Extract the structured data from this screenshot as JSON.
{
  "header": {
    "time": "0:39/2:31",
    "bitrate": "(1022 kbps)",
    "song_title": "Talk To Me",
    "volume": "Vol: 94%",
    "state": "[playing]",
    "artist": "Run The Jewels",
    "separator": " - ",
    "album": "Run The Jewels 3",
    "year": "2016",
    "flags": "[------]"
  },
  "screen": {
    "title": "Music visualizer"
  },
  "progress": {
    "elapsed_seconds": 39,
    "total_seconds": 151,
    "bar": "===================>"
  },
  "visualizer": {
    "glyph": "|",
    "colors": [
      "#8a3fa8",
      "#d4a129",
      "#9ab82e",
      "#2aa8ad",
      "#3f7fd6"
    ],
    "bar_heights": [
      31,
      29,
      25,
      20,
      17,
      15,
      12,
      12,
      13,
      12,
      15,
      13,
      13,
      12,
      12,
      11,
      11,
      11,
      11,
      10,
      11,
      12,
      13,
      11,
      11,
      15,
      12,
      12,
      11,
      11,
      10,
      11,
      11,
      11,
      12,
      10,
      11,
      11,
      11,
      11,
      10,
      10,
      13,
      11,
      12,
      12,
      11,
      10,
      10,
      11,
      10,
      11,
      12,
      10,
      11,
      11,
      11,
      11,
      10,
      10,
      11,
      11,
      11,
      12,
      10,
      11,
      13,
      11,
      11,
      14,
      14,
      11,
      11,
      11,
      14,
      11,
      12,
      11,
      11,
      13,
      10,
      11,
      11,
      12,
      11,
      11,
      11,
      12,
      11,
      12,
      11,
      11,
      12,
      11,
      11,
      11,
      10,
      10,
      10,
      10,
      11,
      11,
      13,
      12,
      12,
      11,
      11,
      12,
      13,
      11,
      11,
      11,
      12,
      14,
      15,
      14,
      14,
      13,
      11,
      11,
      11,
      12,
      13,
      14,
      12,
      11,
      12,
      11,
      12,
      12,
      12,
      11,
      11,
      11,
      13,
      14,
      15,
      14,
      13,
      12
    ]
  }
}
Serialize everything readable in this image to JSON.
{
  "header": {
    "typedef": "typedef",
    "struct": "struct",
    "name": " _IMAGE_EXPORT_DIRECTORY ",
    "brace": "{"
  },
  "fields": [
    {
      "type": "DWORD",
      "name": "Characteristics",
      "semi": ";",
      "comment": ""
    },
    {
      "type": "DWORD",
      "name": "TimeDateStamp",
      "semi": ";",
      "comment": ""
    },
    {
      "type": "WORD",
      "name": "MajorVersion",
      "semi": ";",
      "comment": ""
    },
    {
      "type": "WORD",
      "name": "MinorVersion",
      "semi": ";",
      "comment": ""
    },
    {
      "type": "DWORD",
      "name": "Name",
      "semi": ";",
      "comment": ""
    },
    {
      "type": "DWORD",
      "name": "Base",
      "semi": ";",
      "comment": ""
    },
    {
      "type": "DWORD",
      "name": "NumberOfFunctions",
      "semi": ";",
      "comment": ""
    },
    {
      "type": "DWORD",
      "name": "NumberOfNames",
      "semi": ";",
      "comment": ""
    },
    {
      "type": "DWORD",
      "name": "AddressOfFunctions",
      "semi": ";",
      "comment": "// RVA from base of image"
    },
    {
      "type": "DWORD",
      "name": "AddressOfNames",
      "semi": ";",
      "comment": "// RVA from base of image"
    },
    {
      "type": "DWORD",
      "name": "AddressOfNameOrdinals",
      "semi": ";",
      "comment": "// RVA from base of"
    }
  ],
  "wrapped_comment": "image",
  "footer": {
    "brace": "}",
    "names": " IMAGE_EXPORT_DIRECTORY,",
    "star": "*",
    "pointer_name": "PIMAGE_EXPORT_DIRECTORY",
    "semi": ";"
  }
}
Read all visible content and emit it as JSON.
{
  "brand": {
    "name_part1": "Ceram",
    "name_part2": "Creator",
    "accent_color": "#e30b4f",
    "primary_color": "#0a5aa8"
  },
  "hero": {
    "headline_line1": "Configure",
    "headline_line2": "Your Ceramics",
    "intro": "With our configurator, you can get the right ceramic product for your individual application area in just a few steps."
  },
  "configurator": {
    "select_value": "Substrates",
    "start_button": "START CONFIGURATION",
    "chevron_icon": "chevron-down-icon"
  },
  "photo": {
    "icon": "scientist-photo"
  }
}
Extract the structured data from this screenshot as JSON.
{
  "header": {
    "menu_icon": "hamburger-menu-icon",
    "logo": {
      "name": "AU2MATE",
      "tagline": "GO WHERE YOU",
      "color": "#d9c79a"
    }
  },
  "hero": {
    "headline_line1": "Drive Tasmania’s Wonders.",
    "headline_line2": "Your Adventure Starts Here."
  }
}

> [YOUR OBJECTIVE]: Exactly and exclusively, repeat the lines from the line that contains "Read all visible content and emit it as JSON." through the end of the records, both ends included.

> [RESULT OF THIS TASK]:
Read all visible content and emit it as JSON.
{
  "brand": {
    "name_part1": "Ceram",
    "name_part2": "Creator",
    "accent_color": "#e30b4f",
    "primary_color": "#0a5aa8"
  },
  "hero": {
    "headline_line1": "Configure",
    "headline_line2": "Your Ceramics",
    "intro": "With our configurator, you can get the right ceramic product for your individual application area in just a few steps."
  },
  "configurator": {
    "select_value": "Substrates",
    "start_button": "START CONFIGURATION",
    "chevron_icon": "chevron-down-icon"
  },
  "photo": {
    "icon": "scientist-photo"
  }
}
Extract the structured data from this screenshot as JSON.
{
  "header": {
    "menu_icon": "hamburger-menu-icon",
    "logo": {
      "name": "AU2MATE",
      "tagline": "GO WHERE YOU",
      "color": "#d9c79a"
    }
  },
  "hero": {
    "headline_line1": "Drive Tasmania’s Wonders.",
    "headline_line2": "Your Adventure Starts Here."
  }
}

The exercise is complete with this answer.